EXTRACT TO READ -
Content starts

Post-mortem cosmetic needs

I want all the self conscious girls who try to hide who they are with makeup

You know it’s the girl with a frown with the tight pants

I really want to shake up

–Louis XIV/Finding Out True Love Is Blind

 

The other night, a couple of us were talking about the importance of looking good while dead or dying. It’s not the first time I’ve discussed how I want to look while dying or dead with a girlfriend, and it probably won’t be the last. It’s something a lot of us think about with some regularity. Women often have very particular ideas about what we want to look at the end of our lives. Maybe men do, too, but they don’t typically wear cosmetics so they probably aren’t as picky as we are.

At my grandmother’s viewing, my aunt had her brother and me act as lookouts so she could fix her mother’s make up in the coffin without being busted by the funeral director. She just didn’t think her mother looked like herself with the wrong shade of lipstick on, and she was right.

My friend Mollie wants to attend her own funeral wearing tan fishnets, lipstick  and false eyelashes. Presumably also some sort of dress, but that was not her priority. She’s got a cat suit that would make quite an impression at a viewing. I’ll suggest that.

Content ends

TASK REQUIREMENTS -
#1 Update the post-mortem makeup essay: give everything from "I really want" down to "she was right." again, with "lookouts" changed to "sentries".
#2 In the post-mortem makeup essay, what does Mollie want to wear to her own funeral?
Work from the post-mortem makeup essay alone.

GIVEN ENTRIES -
Content starts

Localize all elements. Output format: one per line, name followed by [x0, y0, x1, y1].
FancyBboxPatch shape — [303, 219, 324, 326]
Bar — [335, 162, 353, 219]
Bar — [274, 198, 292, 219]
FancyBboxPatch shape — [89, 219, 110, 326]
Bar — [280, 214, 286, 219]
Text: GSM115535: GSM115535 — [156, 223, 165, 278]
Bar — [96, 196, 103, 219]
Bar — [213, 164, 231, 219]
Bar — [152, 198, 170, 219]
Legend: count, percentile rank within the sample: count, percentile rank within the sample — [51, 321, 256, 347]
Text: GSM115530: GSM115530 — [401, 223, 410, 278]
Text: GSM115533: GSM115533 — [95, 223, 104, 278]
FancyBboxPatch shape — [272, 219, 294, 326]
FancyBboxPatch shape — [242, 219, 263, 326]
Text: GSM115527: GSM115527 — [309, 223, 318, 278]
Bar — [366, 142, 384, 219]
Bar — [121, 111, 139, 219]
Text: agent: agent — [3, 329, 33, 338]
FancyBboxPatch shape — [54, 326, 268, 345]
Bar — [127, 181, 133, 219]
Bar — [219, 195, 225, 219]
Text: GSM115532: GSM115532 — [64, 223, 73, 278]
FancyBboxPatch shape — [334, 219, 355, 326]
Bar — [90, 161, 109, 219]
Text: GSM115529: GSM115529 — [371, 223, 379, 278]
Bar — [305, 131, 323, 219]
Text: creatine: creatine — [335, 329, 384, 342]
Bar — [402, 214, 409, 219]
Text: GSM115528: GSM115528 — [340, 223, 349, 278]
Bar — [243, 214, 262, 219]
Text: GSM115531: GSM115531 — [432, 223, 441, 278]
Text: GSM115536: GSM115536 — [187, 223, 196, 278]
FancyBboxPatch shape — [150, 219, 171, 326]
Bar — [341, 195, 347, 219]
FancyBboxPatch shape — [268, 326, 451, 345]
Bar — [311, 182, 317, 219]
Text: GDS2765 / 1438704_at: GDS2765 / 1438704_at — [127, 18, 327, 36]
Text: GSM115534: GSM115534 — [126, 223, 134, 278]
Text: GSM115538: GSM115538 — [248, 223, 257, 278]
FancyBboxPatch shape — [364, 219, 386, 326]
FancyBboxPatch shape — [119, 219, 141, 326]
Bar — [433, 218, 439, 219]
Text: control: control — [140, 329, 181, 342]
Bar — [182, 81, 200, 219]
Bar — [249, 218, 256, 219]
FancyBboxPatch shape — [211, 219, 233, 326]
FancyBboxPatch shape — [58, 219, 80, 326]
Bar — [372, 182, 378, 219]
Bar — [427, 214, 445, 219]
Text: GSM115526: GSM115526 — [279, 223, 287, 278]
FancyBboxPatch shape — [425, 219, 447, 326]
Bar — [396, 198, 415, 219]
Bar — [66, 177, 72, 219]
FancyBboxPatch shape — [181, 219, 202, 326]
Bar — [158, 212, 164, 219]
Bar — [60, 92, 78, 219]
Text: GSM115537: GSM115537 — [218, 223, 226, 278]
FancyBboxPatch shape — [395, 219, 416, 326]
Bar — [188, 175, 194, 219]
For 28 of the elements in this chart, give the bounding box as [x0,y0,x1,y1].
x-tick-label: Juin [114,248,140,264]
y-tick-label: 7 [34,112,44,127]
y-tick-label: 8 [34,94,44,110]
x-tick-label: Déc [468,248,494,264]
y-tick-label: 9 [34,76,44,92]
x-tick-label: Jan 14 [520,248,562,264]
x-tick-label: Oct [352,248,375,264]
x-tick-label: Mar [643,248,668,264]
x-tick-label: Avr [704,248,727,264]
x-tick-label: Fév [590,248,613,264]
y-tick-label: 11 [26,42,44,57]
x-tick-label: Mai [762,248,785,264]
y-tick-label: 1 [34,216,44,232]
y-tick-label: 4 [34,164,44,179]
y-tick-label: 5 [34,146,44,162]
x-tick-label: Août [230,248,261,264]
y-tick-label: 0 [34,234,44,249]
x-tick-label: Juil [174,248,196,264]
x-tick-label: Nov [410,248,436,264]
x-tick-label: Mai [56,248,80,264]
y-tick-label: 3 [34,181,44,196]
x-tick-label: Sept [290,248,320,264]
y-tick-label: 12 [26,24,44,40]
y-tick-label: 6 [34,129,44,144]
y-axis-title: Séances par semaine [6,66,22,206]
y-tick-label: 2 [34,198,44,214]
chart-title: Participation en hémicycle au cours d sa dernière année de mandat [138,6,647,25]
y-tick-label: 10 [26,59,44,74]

Content ends

PROBLEM SOLUTIONS -
#1
I really want to shake up

–Louis XIV/Finding Out True Love Is Blind

 

The other night, a couple of us were talking about the importance of looking good while dead or dying. It’s not the first time I’ve discussed how I want to look while dying or dead with a girlfriend, and it probably won’t be the last. It’s something a lot of us think about with some regularity. Women often have very particular ideas about what we want to look at the end of our lives. Maybe men do, too, but they don’t typically wear cosmetics so they probably aren’t as picky as we are.

At my grandmother’s viewing, my aunt had her brother and me act as sentries so she could fix her mother’s make up in the coffin without being busted by the funeral director. She just didn’t think her mother looked like herself with the wrong shade of lipstick on, and she was right.

#2 Tan fishnets, lipstick and false eyelashes.